SUPPLIED DATA below:
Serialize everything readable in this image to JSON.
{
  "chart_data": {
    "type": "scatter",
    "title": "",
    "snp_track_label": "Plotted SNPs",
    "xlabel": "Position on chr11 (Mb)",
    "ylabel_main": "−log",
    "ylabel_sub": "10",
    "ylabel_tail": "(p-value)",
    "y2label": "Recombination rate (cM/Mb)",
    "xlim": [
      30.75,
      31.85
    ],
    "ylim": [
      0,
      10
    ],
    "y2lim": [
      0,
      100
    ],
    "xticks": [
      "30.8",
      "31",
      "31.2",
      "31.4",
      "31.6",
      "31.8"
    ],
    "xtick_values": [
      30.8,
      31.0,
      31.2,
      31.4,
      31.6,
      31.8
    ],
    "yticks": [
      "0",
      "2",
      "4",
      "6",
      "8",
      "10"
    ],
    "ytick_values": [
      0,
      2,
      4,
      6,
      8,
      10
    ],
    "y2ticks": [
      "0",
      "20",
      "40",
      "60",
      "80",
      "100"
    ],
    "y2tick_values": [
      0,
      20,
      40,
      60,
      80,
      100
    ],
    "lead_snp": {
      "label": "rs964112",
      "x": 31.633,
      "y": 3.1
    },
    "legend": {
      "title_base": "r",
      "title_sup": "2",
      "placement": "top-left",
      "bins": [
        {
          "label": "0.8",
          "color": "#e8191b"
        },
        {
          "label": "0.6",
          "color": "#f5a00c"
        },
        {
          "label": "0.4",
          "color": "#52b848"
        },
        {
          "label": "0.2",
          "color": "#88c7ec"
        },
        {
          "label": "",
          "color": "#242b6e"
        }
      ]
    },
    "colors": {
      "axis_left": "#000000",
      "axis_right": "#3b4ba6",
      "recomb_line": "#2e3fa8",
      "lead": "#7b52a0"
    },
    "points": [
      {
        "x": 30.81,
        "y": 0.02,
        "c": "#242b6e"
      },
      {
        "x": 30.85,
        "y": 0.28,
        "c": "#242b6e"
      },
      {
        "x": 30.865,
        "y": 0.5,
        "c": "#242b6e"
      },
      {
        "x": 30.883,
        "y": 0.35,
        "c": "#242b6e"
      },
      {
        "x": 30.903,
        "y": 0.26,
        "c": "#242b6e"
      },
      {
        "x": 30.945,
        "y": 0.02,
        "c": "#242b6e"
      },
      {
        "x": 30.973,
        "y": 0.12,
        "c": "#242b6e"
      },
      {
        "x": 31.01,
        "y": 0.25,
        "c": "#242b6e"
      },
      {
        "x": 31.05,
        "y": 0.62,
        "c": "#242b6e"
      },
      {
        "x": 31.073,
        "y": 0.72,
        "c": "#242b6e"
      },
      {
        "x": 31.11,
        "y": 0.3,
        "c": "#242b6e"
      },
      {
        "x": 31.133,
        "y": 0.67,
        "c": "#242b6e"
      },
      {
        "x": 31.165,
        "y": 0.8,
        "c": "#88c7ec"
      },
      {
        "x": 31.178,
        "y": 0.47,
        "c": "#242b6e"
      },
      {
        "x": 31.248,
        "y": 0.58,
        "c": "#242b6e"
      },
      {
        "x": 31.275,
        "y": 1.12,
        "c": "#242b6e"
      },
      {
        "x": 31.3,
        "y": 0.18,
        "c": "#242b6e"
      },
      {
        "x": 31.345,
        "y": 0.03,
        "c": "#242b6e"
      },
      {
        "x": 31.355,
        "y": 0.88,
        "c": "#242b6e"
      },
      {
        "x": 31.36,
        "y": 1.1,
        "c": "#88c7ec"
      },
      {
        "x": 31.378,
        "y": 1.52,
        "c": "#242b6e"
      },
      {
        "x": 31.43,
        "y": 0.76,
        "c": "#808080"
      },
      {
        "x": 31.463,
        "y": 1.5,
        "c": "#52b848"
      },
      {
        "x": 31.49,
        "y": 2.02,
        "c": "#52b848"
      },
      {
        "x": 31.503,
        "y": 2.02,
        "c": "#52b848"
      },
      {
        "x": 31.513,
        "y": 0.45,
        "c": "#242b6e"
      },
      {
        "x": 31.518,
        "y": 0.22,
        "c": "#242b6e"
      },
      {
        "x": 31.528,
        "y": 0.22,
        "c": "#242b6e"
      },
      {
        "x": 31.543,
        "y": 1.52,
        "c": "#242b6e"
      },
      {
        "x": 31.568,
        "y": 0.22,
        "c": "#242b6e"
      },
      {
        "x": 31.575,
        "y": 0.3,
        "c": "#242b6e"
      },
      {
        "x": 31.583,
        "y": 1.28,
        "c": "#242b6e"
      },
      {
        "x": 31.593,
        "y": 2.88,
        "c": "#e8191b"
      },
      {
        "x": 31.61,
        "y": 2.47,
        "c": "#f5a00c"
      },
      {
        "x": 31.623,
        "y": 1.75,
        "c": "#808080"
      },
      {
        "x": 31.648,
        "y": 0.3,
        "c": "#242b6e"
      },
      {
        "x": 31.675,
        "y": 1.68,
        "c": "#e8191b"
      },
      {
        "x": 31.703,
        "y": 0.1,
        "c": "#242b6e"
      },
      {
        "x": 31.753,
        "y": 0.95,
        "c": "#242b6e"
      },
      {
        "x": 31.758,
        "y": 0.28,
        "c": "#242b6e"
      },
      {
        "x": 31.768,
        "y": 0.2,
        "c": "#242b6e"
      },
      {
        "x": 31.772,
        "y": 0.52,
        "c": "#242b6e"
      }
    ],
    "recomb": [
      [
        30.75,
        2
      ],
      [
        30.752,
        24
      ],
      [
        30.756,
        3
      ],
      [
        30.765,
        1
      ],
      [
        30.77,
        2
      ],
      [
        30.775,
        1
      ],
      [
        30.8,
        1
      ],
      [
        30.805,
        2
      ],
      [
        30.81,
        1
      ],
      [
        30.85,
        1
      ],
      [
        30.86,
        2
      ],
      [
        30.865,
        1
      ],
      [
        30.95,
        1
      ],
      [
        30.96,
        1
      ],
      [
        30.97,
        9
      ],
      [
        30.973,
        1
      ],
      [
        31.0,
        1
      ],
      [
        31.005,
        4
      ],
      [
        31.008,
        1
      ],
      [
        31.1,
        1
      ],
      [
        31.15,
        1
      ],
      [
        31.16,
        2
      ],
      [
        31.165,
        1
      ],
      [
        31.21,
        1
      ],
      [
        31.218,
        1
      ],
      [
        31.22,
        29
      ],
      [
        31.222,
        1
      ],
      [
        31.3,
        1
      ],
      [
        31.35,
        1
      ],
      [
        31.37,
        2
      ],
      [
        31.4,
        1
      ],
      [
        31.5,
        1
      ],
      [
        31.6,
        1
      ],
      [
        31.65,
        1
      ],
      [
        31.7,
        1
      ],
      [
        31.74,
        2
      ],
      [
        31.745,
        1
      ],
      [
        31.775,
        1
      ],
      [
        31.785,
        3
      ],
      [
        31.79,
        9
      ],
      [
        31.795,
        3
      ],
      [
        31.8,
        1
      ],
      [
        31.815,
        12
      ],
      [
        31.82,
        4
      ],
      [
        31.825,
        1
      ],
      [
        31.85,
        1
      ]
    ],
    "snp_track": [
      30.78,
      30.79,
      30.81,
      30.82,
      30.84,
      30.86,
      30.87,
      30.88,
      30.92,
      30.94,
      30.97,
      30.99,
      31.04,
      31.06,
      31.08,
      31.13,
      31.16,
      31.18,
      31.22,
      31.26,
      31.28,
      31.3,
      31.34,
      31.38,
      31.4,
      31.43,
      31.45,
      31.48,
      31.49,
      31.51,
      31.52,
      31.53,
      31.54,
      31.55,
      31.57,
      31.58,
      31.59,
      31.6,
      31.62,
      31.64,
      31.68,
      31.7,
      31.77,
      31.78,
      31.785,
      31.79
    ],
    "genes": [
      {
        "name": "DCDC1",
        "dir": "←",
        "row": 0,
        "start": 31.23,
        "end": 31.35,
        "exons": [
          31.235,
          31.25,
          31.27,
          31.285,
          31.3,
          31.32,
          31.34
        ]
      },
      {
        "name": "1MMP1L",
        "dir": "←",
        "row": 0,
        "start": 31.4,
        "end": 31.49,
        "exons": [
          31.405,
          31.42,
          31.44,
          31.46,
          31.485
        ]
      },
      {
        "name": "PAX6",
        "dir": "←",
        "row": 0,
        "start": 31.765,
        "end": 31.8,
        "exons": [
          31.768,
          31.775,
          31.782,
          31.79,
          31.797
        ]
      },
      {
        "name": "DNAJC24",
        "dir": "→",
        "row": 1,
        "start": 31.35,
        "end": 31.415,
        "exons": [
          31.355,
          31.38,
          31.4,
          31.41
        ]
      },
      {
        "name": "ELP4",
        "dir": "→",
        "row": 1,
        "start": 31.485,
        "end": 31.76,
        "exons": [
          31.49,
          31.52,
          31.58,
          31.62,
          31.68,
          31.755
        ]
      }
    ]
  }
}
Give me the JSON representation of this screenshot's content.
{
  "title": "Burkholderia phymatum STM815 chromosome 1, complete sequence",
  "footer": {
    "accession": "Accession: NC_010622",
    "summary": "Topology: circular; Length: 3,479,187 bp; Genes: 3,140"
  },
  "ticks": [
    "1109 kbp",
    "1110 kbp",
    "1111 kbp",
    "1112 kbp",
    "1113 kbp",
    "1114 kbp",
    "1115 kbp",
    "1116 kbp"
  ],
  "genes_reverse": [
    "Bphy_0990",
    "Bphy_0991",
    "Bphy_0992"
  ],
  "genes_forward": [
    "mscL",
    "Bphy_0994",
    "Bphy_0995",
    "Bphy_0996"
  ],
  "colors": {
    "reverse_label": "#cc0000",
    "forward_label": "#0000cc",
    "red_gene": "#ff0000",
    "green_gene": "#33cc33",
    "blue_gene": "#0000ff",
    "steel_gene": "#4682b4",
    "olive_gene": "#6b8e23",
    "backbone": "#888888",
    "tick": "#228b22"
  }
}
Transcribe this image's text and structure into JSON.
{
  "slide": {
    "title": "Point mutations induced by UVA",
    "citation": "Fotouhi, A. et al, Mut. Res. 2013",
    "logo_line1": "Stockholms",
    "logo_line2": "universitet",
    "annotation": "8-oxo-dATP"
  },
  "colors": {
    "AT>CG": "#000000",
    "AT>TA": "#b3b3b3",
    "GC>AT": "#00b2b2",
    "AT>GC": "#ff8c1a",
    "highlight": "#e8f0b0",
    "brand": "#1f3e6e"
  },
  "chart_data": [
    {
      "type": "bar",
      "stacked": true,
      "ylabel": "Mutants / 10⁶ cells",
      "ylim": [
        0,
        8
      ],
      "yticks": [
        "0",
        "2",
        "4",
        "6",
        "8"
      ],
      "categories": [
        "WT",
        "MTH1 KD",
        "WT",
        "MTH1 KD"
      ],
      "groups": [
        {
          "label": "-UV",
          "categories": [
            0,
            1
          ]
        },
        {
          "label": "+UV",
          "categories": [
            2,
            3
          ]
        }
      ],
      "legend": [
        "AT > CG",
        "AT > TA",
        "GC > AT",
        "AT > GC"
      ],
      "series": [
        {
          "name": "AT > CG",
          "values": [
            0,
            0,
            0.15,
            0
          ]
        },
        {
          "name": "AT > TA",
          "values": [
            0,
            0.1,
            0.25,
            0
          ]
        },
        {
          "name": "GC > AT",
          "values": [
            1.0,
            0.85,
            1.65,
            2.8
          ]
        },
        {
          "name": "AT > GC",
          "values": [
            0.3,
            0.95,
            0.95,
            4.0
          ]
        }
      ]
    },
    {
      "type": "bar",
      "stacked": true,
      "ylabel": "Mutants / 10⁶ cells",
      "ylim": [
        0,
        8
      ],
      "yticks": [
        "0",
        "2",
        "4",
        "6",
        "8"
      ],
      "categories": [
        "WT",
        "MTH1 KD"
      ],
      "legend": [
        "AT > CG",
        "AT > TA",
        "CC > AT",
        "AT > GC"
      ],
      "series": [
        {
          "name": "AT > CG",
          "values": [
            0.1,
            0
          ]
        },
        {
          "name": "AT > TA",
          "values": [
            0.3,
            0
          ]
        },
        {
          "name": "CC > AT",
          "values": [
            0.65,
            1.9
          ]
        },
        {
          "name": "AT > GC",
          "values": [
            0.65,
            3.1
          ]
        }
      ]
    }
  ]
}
End of SUPPLIED DATA.
• [WHAT IS REQUIRED] Copy down each line in the entries that has the word "this".

• [RESPONSE BELOW]
Serialize everything readable in this image to JSON.
Give me the JSON representation of this screenshot's content.
Transcribe this image's text and structure into JSON.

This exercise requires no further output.